◆ Required work:
Write the data below out exactly as it stands. Do not include the pictures.

Stored entries
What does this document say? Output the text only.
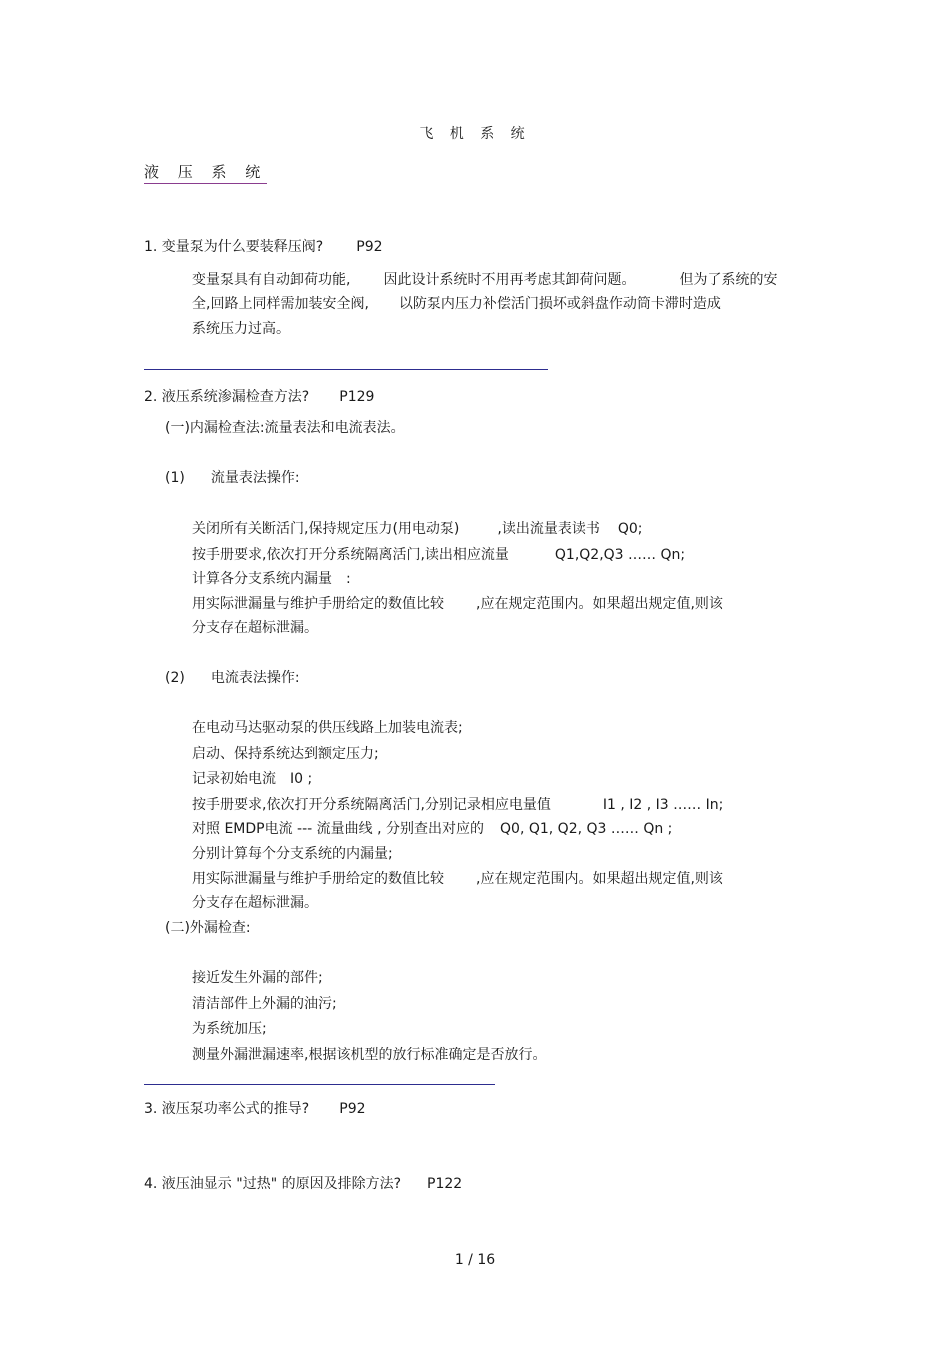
飞 机 系 统
液 压 系 统
1. 变量泵为什么要装释压阀? P92
变量泵具有自动卸荷功能, 因此设计系统时不用再考虑其卸荷问题。	但为了系统的安
全,回路上同样需加装安全阀, 以防泵内压力补偿活门损坏或斜盘作动筒卡滞时造成
系统压力过高。
2. 液压系统渗漏检查方法? P129
(一)内漏检查法:流量表法和电流表法。
(1) 流量表法操作:
关闭所有关断活门,保持规定压力(用电动泵)	,读出流量表读书 Q0;
按手册要求,依次打开分系统隔离活门,读出相应流量	Q1,Q2,Q3 …… Qn;
计算各分支系统内漏量 :
用实际泄漏量与维护手册给定的数值比较 ,应在规定范围内。如果超出规定值,则该
分支存在超标泄漏。
(2) 电流表法操作:
在电动马达驱动泵的供压线路上加装电流表;
启动、保持系统达到额定压力;
记录初始电流 I0 ;
按手册要求,依次打开分系统隔离活门,分别记录相应电量值	I1 , I2 , I3 …… In;
对照 EMDP电流 --- 流量曲线 , 分别查出对应的 Q0, Q1, Q2, Q3 …… Qn ;
分别计算每个分支系统的内漏量;
用实际泄漏量与维护手册给定的数值比较 ,应在规定范围内。如果超出规定值,则该
分支存在超标泄漏。
(二)外漏检查:
接近发生外漏的部件;
清洁部件上外漏的油污;
为系统加压;
测量外漏泄漏速率,根据该机型的放行标准确定是否放行。
3. 液压泵功率公式的推导? P92
4. 液压油显示 "过热" 的原因及排除方法? P122
1 / 16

◆ Output:
What does this document say? Output the text only.
飞 机 系 统
液 压 系 统
1. 变量泵为什么要装释压阀? P92
变量泵具有自动卸荷功能, 因此设计系统时不用再考虑其卸荷问题。	但为了系统的安
全,回路上同样需加装安全阀, 以防泵内压力补偿活门损坏或斜盘作动筒卡滞时造成
系统压力过高。
2. 液压系统渗漏检查方法? P129
(一)内漏检查法:流量表法和电流表法。
(1) 流量表法操作:
关闭所有关断活门,保持规定压力(用电动泵)	,读出流量表读书 Q0;
按手册要求,依次打开分系统隔离活门,读出相应流量	Q1,Q2,Q3 …… Qn;
计算各分支系统内漏量 :
用实际泄漏量与维护手册给定的数值比较 ,应在规定范围内。如果超出规定值,则该
分支存在超标泄漏。
(2) 电流表法操作:
在电动马达驱动泵的供压线路上加装电流表;
启动、保持系统达到额定压力;
记录初始电流 I0 ;
按手册要求,依次打开分系统隔离活门,分别记录相应电量值	I1 , I2 , I3 …… In;
对照 EMDP电流 --- 流量曲线 , 分别查出对应的 Q0, Q1, Q2, Q3 …… Qn ;
分别计算每个分支系统的内漏量;
用实际泄漏量与维护手册给定的数值比较 ,应在规定范围内。如果超出规定值,则该
分支存在超标泄漏。
(二)外漏检查:
接近发生外漏的部件;
清洁部件上外漏的油污;
为系统加压;
测量外漏泄漏速率,根据该机型的放行标准确定是否放行。
3. 液压泵功率公式的推导? P92
4. 液压油显示 "过热" 的原因及排除方法? P122
1 / 16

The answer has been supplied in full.